Transcribe each record exactly. Include every one.

* **Collection entries**
— start —

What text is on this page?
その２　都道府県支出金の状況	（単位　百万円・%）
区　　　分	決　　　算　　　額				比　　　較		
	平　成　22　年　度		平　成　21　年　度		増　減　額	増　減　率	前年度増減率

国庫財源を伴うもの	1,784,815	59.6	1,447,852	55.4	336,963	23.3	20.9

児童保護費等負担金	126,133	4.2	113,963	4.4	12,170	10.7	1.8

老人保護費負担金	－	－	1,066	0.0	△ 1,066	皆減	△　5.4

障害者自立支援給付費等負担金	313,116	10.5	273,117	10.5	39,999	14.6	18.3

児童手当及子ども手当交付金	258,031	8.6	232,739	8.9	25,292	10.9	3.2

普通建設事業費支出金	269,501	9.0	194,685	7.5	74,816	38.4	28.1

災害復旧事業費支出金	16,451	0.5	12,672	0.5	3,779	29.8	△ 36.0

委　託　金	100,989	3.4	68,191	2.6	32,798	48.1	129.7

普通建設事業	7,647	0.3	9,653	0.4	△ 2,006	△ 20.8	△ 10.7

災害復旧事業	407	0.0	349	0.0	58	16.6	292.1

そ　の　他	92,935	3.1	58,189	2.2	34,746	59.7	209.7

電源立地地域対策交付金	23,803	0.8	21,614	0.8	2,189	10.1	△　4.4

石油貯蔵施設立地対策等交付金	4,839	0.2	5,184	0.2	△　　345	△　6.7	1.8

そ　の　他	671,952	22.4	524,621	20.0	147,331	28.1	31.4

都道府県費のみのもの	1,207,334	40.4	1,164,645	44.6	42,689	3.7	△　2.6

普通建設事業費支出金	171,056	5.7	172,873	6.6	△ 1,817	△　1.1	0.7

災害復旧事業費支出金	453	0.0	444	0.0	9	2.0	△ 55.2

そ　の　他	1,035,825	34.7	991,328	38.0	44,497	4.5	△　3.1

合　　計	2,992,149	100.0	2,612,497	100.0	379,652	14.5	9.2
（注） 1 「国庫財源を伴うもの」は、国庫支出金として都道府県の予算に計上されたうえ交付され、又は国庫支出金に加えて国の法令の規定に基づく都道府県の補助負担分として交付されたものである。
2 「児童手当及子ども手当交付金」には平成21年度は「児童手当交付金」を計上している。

— end —

* **Exercise solution**
What text is on this page?
その２　都道府県支出金の状況	（単位　百万円・%）
区　　　分	決　　　算　　　額				比　　　較		
	平　成　22　年　度		平　成　21　年　度		増　減　額	増　減　率	前年度増減率

国庫財源を伴うもの	1,784,815	59.6	1,447,852	55.4	336,963	23.3	20.9

児童保護費等負担金	126,133	4.2	113,963	4.4	12,170	10.7	1.8

老人保護費負担金	－	－	1,066	0.0	△ 1,066	皆減	△　5.4

障害者自立支援給付費等負担金	313,116	10.5	273,117	10.5	39,999	14.6	18.3

児童手当及子ども手当交付金	258,031	8.6	232,739	8.9	25,292	10.9	3.2

普通建設事業費支出金	269,501	9.0	194,685	7.5	74,816	38.4	28.1

災害復旧事業費支出金	16,451	0.5	12,672	0.5	3,779	29.8	△ 36.0

委　託　金	100,989	3.4	68,191	2.6	32,798	48.1	129.7

普通建設事業	7,647	0.3	9,653	0.4	△ 2,006	△ 20.8	△ 10.7

災害復旧事業	407	0.0	349	0.0	58	16.6	292.1

そ　の　他	92,935	3.1	58,189	2.2	34,746	59.7	209.7

電源立地地域対策交付金	23,803	0.8	21,614	0.8	2,189	10.1	△　4.4

石油貯蔵施設立地対策等交付金	4,839	0.2	5,184	0.2	△　　345	△　6.7	1.8

そ　の　他	671,952	22.4	524,621	20.0	147,331	28.1	31.4

都道府県費のみのもの	1,207,334	40.4	1,164,645	44.6	42,689	3.7	△　2.6

普通建設事業費支出金	171,056	5.7	172,873	6.6	△ 1,817	△　1.1	0.7

災害復旧事業費支出金	453	0.0	444	0.0	9	2.0	△ 55.2

そ　の　他	1,035,825	34.7	991,328	38.0	44,497	4.5	△　3.1

合　　計	2,992,149	100.0	2,612,497	100.0	379,652	14.5	9.2
（注） 1 「国庫財源を伴うもの」は、国庫支出金として都道府県の予算に計上されたうえ交付され、又は国庫支出金に加えて国の法令の規定に基づく都道府県の補助負担分として交付されたものである。
2 「児童手当及子ども手当交付金」には平成21年度は「児童手当交付金」を計上している。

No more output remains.